Set problem | Select every line holding the word "Answer" and copy it.

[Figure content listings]
==================================================
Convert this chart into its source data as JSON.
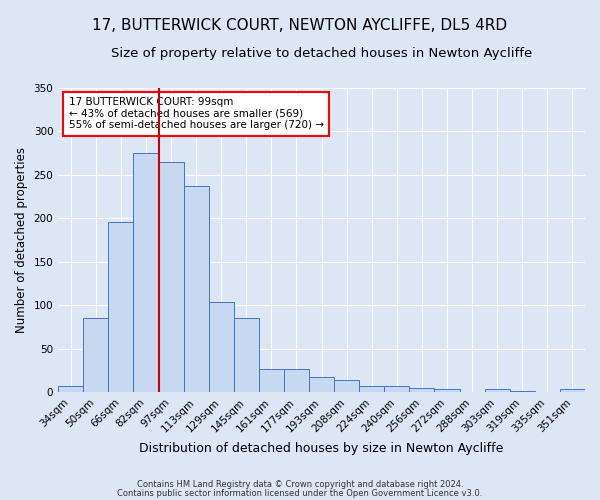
{
  "title": "17, BUTTERWICK COURT, NEWTON AYCLIFFE, DL5 4RD",
  "subtitle": "Size of property relative to detached houses in Newton Aycliffe",
  "xlabel": "Distribution of detached houses by size in Newton Aycliffe",
  "ylabel": "Number of detached properties",
  "categories": [
    "34sqm",
    "50sqm",
    "66sqm",
    "82sqm",
    "97sqm",
    "113sqm",
    "129sqm",
    "145sqm",
    "161sqm",
    "177sqm",
    "193sqm",
    "208sqm",
    "224sqm",
    "240sqm",
    "256sqm",
    "272sqm",
    "288sqm",
    "303sqm",
    "319sqm",
    "335sqm",
    "351sqm"
  ],
  "values": [
    7,
    85,
    196,
    275,
    265,
    237,
    104,
    85,
    26,
    26,
    17,
    14,
    7,
    7,
    5,
    3,
    0,
    3,
    1,
    0,
    3
  ],
  "bar_color": "#c6d9f0",
  "bar_edge_color": "#4472c4",
  "vline_color": "#cc0000",
  "vline_pos": 3.5,
  "annotation_text": "17 BUTTERWICK COURT: 99sqm\n← 43% of detached houses are smaller (569)\n55% of semi-detached houses are larger (720) →",
  "footnote1": "Contains HM Land Registry data © Crown copyright and database right 2024.",
  "footnote2": "Contains public sector information licensed under the Open Government Licence v3.0.",
  "ylim": [
    0,
    350
  ],
  "fig_facecolor": "#dce6f5",
  "plot_facecolor": "#dce6f5",
  "title_fontsize": 11,
  "subtitle_fontsize": 9.5,
  "tick_fontsize": 7.5,
  "ylabel_fontsize": 8.5,
  "xlabel_fontsize": 9
}
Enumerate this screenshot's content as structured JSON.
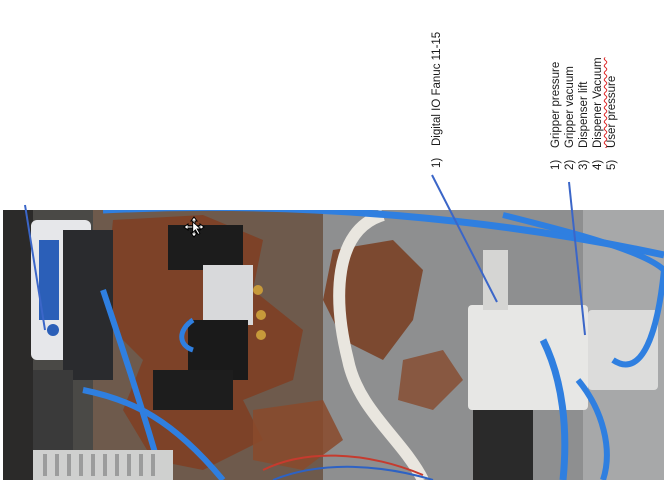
{
  "annotation_single": {
    "number": "1)",
    "label": "Digital IO Fanuc 11-15"
  },
  "annotation_list": [
    {
      "number": "1)",
      "label": "Gripper pressure"
    },
    {
      "number": "2)",
      "label": "Gripper vacuum"
    },
    {
      "number": "3)",
      "label": "Dispenser lift"
    },
    {
      "number": "4)",
      "label": "Dispener Vacuum"
    },
    {
      "number": "5)",
      "label": "User pressure"
    }
  ],
  "colors": {
    "callout_line": "#3b66c8",
    "tube_blue": "#2f7fe0",
    "rust": "#8a4a2c",
    "panel_grey": "#8f9091"
  },
  "icons": [
    "move-cursor-icon"
  ]
}
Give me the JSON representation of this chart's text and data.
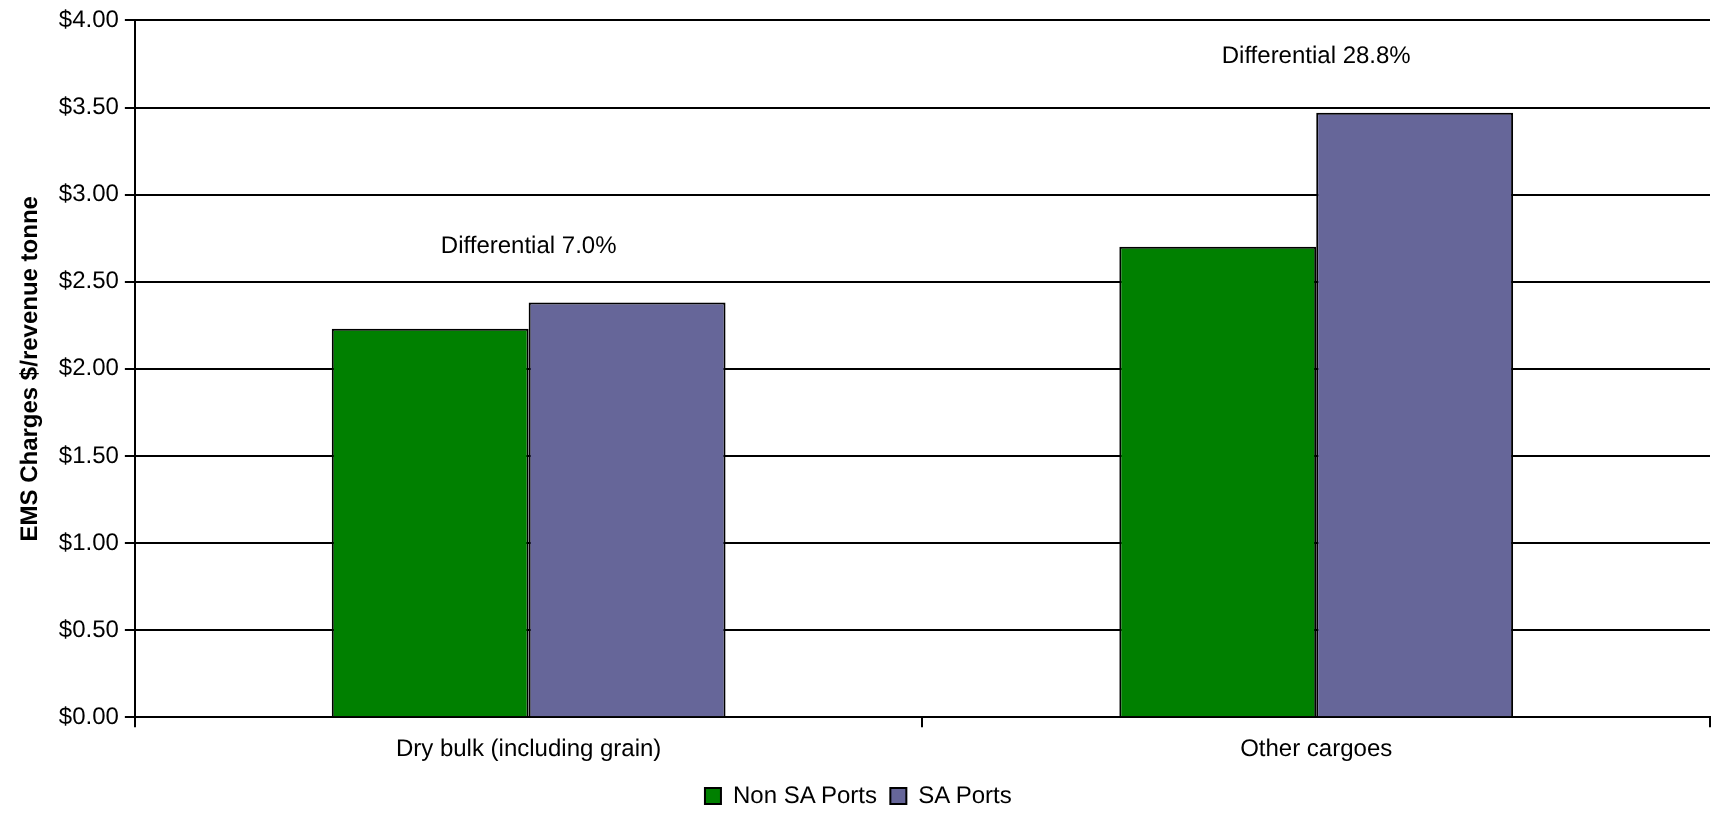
{
  "chart_data": {
    "type": "bar",
    "ylabel": "EMS Charges $/revenue tonne",
    "categories": [
      "Dry bulk (including grain)",
      "Other cargoes"
    ],
    "series": [
      {
        "name": "Non SA Ports",
        "color": "#008000",
        "values": [
          2.23,
          2.7
        ]
      },
      {
        "name": "SA Ports",
        "color": "#666699",
        "values": [
          2.38,
          3.47
        ]
      }
    ],
    "ylim": [
      0,
      4
    ],
    "yticks": [
      {
        "value": 0,
        "label": "$0.00"
      },
      {
        "value": 0.5,
        "label": "$0.50"
      },
      {
        "value": 1,
        "label": "$1.00"
      },
      {
        "value": 1.5,
        "label": "$1.50"
      },
      {
        "value": 2,
        "label": "$2.00"
      },
      {
        "value": 2.5,
        "label": "$2.50"
      },
      {
        "value": 3,
        "label": "$3.00"
      },
      {
        "value": 3.5,
        "label": "$3.50"
      },
      {
        "value": 4,
        "label": "$4.00"
      }
    ],
    "grid": "y",
    "legend": "bottom",
    "annotations": [
      "Differential 7.0%",
      "Differential 28.8%"
    ]
  }
}
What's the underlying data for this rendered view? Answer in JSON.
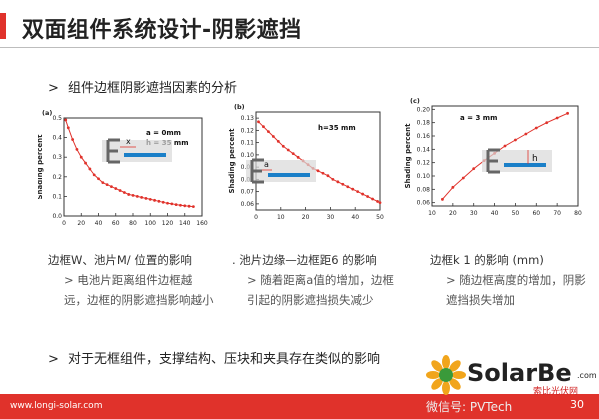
{
  "header": {
    "title": "双面组件系统设计-阴影遮挡"
  },
  "section": {
    "marker": ">",
    "heading": "组件边框阴影遮挡因素的分析"
  },
  "panels": [
    {
      "caption": "边框W、池片M/ 位置的影响",
      "notes": [
        "> 电池片距离组件边框越远，边框的阴影遮挡影响越小"
      ]
    },
    {
      "caption": ". 池片边缘—边框距6 的影响",
      "notes": [
        "> 随着距离a值的增加，边框引起的阴影遮挡损失减少"
      ]
    },
    {
      "caption": "边框k 1 的影响 (mm)",
      "notes": [
        "> 随边框高度的增加，阴影遮挡损失增加"
      ]
    }
  ],
  "bottom_bullet": {
    "marker": ">",
    "text": "对于无框组件，支撑结构、压块和夹具存在类似的影响"
  },
  "footer": {
    "url": "www.longi-solar.com",
    "page": "30"
  },
  "watermark": {
    "brand": "SolarBe",
    "com": ".com",
    "site": "索比光伏网",
    "wechat": "微信号: PVTech"
  },
  "colors": {
    "accent": "#e0322b",
    "series": "#e0322b",
    "module": "#1a7fc8"
  },
  "chart_data": [
    {
      "type": "line",
      "panel_label": "(a)",
      "xlabel": "",
      "ylabel": "Shading percent",
      "xlim": [
        0,
        160
      ],
      "ylim": [
        0,
        0.5
      ],
      "xticks": [
        "0",
        "20",
        "40",
        "60",
        "80",
        "100",
        "120",
        "140",
        "160"
      ],
      "yticks": [
        "0.0",
        "0.1",
        "0.2",
        "0.3",
        "0.4",
        "0.5"
      ],
      "annotations": [
        "a = 0mm",
        "h = 35 mm"
      ],
      "diagram_labels": [
        "x"
      ],
      "series": [
        {
          "x": [
            2,
            5,
            10,
            15,
            20,
            25,
            30,
            35,
            40,
            45,
            50,
            55,
            60,
            65,
            70,
            75,
            80,
            85,
            90,
            95,
            100,
            105,
            110,
            115,
            120,
            125,
            130,
            135,
            140,
            145,
            150
          ],
          "y": [
            0.49,
            0.45,
            0.39,
            0.34,
            0.3,
            0.27,
            0.24,
            0.21,
            0.19,
            0.17,
            0.16,
            0.15,
            0.14,
            0.13,
            0.12,
            0.11,
            0.105,
            0.1,
            0.095,
            0.09,
            0.085,
            0.08,
            0.075,
            0.07,
            0.065,
            0.062,
            0.058,
            0.055,
            0.052,
            0.05,
            0.048
          ]
        }
      ]
    },
    {
      "type": "line",
      "panel_label": "(b)",
      "xlabel": "",
      "ylabel": "Shading percent",
      "xlim": [
        0,
        50
      ],
      "ylim": [
        0.055,
        0.135
      ],
      "xticks": [
        "0",
        "10",
        "20",
        "30",
        "40",
        "50"
      ],
      "yticks": [
        "0.06",
        "0.07",
        "0.08",
        "0.09",
        "0.10",
        "0.11",
        "0.12",
        "0.13"
      ],
      "annotations": [
        "h=35 mm"
      ],
      "diagram_labels": [
        "a"
      ],
      "series": [
        {
          "x": [
            1,
            3,
            5,
            7,
            9,
            11,
            13,
            15,
            17,
            19,
            21,
            23,
            25,
            27,
            29,
            31,
            33,
            35,
            37,
            39,
            41,
            43,
            45,
            47,
            49,
            50
          ],
          "y": [
            0.127,
            0.123,
            0.119,
            0.115,
            0.111,
            0.107,
            0.104,
            0.101,
            0.098,
            0.095,
            0.092,
            0.089,
            0.087,
            0.085,
            0.083,
            0.08,
            0.078,
            0.076,
            0.074,
            0.072,
            0.07,
            0.068,
            0.066,
            0.064,
            0.062,
            0.061
          ]
        }
      ]
    },
    {
      "type": "line",
      "panel_label": "(c)",
      "xlabel": "",
      "ylabel": "Shading percent",
      "xlim": [
        10,
        80
      ],
      "ylim": [
        0.055,
        0.205
      ],
      "xticks": [
        "10",
        "20",
        "30",
        "40",
        "50",
        "60",
        "70",
        "80"
      ],
      "yticks": [
        "0.06",
        "0.08",
        "0.10",
        "0.12",
        "0.14",
        "0.16",
        "0.18",
        "0.20"
      ],
      "annotations": [
        "a = 3 mm"
      ],
      "diagram_labels": [
        "h"
      ],
      "series": [
        {
          "x": [
            15,
            20,
            25,
            30,
            35,
            40,
            45,
            50,
            55,
            60,
            65,
            70,
            75
          ],
          "y": [
            0.065,
            0.083,
            0.097,
            0.111,
            0.123,
            0.134,
            0.145,
            0.154,
            0.163,
            0.172,
            0.18,
            0.187,
            0.194
          ]
        }
      ]
    }
  ]
}
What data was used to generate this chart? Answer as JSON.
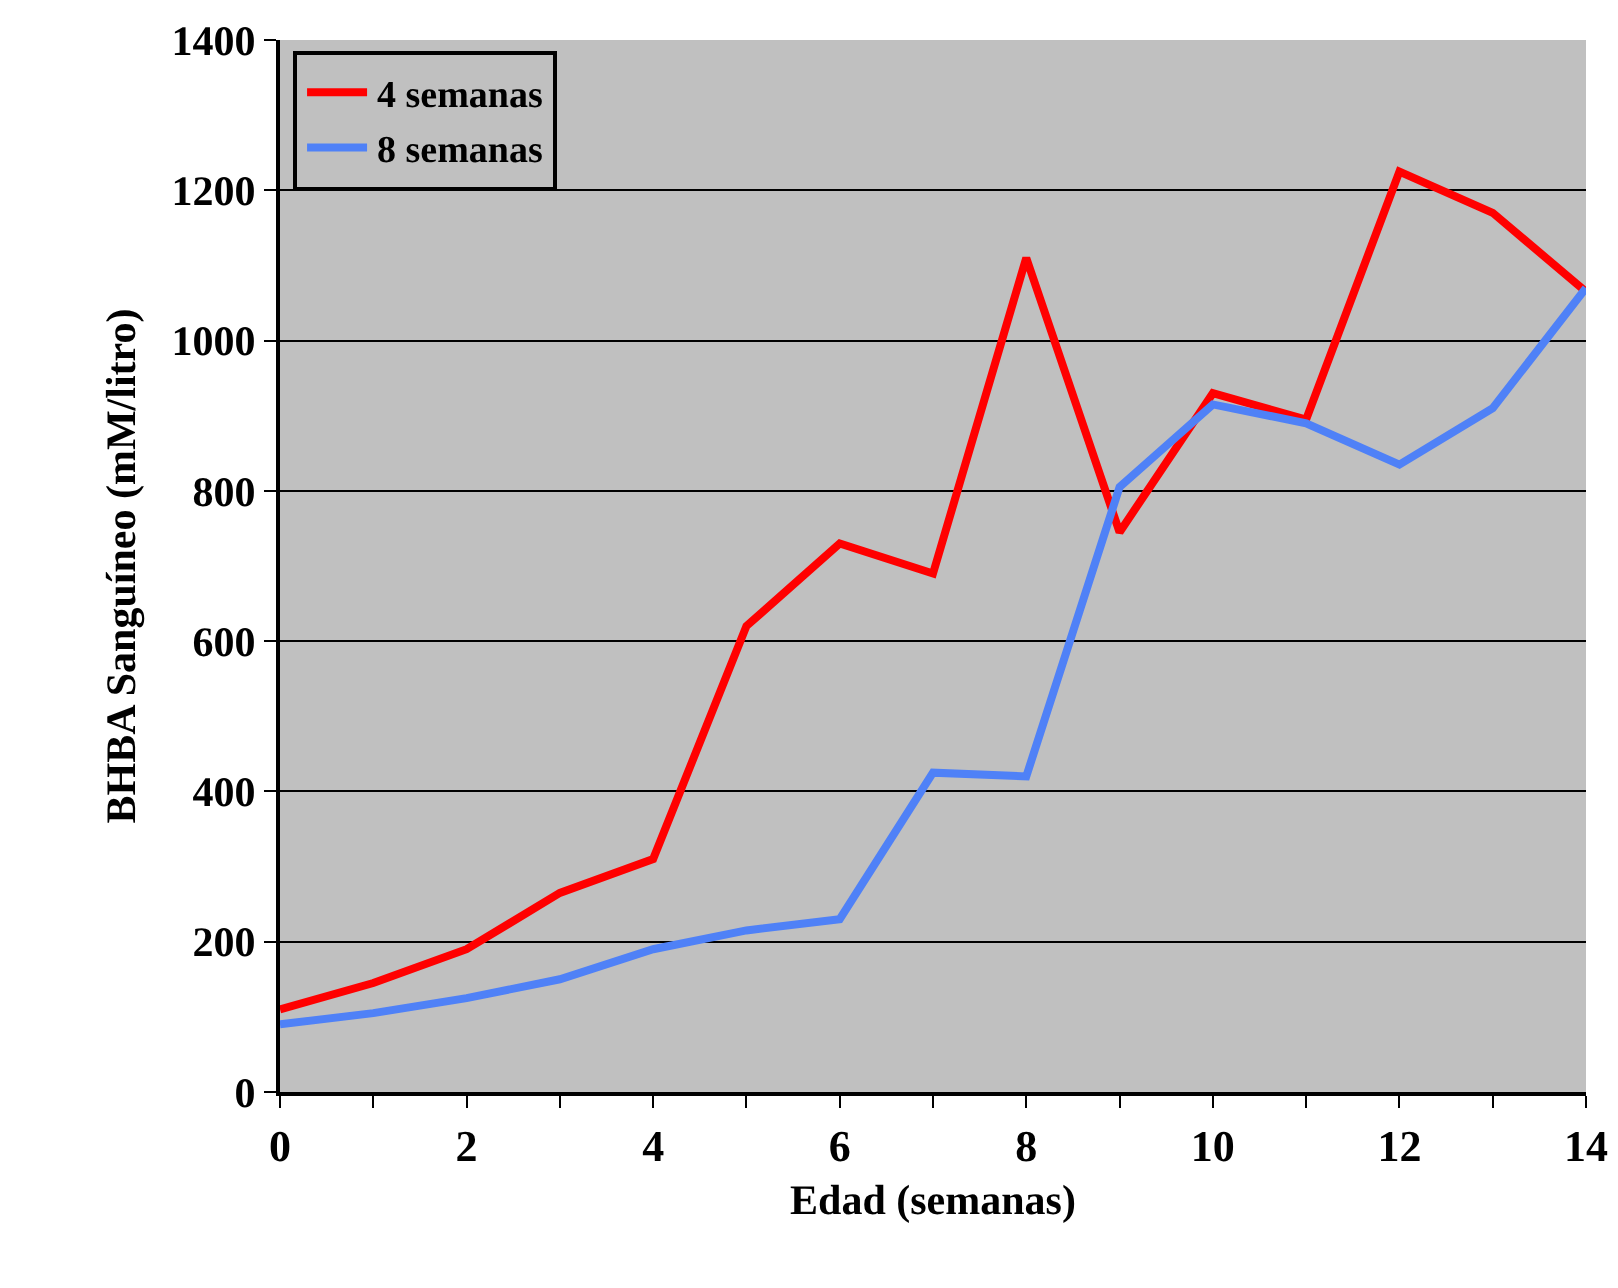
==================================================
Response |
What's the underlying data for this rendered view? Answer in JSON.
What data was used to generate this chart? Answer as JSON.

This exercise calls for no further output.